## start
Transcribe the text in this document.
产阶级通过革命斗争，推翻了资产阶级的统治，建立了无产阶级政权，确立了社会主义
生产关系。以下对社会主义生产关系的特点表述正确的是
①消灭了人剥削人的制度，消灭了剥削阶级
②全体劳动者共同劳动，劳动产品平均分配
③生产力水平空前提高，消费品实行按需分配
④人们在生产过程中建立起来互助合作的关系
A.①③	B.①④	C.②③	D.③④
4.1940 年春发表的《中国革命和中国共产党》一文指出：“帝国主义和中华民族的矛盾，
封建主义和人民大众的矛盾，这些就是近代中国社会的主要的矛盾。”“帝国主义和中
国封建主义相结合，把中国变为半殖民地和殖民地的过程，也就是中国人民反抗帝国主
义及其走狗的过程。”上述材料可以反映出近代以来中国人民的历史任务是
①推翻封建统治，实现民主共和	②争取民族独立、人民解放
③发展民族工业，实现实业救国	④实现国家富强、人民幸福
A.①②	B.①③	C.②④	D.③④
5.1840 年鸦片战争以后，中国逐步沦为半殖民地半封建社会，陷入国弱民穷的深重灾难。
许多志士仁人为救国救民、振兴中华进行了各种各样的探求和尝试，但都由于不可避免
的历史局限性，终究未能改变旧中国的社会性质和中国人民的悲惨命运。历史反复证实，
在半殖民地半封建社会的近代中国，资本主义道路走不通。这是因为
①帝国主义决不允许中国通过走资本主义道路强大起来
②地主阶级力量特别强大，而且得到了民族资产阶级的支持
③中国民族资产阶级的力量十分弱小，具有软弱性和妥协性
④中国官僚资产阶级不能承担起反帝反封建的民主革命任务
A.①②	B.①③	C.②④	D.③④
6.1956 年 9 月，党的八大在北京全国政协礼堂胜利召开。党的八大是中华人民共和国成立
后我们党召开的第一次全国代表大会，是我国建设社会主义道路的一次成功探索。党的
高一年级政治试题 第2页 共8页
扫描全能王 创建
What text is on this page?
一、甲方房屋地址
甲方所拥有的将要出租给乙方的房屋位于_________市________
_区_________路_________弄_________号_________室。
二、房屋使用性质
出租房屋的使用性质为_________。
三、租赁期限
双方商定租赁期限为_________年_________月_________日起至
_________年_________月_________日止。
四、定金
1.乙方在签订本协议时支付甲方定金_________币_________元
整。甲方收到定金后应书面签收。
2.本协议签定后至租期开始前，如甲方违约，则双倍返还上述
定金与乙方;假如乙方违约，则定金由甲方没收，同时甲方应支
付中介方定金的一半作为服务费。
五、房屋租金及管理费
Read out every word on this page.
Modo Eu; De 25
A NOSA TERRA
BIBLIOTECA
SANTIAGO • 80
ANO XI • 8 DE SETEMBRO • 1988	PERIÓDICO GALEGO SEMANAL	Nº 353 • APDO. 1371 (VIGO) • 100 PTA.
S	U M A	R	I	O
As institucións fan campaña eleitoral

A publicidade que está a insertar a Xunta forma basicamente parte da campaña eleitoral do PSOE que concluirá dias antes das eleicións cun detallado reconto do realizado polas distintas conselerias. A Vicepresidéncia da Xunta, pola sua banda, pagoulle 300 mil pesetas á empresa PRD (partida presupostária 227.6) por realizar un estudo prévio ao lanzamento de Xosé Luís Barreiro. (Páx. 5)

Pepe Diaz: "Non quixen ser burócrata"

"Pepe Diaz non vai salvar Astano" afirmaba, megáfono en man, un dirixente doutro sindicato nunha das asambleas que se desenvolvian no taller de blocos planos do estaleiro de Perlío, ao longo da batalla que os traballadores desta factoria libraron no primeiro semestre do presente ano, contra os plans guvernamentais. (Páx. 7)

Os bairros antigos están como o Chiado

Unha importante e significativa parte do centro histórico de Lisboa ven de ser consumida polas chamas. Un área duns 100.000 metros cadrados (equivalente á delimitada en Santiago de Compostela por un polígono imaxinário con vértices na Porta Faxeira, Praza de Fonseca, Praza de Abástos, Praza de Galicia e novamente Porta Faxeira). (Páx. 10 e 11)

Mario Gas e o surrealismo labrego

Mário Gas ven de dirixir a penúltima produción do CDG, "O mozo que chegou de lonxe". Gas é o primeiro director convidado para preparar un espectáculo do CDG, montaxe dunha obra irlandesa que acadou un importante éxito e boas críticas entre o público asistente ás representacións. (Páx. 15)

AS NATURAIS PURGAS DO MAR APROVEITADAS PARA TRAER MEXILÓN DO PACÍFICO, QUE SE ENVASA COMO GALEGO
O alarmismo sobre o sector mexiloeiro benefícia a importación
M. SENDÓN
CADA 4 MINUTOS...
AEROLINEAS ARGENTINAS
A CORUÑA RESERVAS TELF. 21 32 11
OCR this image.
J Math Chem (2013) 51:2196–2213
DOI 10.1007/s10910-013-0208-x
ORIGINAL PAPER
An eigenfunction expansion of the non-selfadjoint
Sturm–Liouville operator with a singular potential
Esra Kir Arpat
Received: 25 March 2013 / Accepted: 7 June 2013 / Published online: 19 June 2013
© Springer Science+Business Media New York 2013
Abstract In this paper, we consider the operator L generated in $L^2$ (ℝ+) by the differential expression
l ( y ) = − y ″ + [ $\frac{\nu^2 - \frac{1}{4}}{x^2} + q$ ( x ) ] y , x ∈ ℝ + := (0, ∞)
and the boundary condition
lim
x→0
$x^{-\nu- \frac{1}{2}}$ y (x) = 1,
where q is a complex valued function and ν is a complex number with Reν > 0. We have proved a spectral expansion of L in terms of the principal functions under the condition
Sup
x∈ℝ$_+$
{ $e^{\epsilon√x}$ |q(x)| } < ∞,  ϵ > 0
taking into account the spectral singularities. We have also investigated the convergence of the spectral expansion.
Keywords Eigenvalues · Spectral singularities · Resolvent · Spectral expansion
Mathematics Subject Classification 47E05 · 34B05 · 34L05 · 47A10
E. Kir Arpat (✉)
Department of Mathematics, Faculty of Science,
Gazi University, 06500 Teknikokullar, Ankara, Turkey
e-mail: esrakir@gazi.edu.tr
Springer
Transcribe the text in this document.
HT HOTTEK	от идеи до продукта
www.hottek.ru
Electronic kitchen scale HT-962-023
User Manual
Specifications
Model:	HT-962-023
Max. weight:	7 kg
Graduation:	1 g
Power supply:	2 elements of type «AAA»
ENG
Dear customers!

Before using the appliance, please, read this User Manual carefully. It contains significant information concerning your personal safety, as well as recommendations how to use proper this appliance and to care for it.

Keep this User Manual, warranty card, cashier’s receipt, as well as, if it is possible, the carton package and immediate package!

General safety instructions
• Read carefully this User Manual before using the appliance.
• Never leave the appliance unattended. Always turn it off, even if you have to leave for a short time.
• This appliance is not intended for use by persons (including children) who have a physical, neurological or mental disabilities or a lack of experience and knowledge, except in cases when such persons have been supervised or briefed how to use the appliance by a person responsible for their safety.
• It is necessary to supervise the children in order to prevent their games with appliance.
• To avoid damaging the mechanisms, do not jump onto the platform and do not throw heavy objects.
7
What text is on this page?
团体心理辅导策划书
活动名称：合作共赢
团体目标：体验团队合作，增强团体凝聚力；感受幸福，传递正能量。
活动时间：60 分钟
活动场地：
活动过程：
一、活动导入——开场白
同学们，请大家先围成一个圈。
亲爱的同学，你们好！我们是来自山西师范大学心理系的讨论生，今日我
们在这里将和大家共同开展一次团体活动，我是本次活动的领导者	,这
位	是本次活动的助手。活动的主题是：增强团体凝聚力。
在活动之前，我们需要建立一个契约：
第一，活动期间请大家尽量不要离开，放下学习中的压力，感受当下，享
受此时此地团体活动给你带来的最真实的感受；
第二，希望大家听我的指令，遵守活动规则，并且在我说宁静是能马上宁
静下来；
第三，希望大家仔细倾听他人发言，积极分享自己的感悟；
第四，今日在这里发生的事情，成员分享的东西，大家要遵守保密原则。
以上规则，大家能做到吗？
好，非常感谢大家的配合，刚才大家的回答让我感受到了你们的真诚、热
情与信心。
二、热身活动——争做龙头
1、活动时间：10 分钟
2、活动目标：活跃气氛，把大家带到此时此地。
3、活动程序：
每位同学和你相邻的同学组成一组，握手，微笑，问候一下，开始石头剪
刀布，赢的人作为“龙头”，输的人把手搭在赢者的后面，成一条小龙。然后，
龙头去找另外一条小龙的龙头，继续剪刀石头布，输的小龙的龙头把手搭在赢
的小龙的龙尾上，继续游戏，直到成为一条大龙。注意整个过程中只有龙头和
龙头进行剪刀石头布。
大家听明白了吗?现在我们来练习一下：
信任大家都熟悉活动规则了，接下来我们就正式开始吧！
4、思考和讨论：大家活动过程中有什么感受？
## end
▸ Given instruction:
Locate all lines in the listing above with the word "campaña". Copy them.

▸ Solution for this exercise:
As institucións fan campaña eleitoral
A publicidade que está a insertar a Xunta forma basicamente parte da campaña eleitoral do PSOE que concluirá dias antes das eleicións cun detallado reconto do realizado polas distintas conselerias. A Vicepresidéncia da Xunta, pola sua banda, pagoulle 300 mil pesetas á empresa PRD (partida presupostária 227.6) por realizar un estudo prévio ao lanzamento de Xosé Luís Barreiro. (Páx. 5)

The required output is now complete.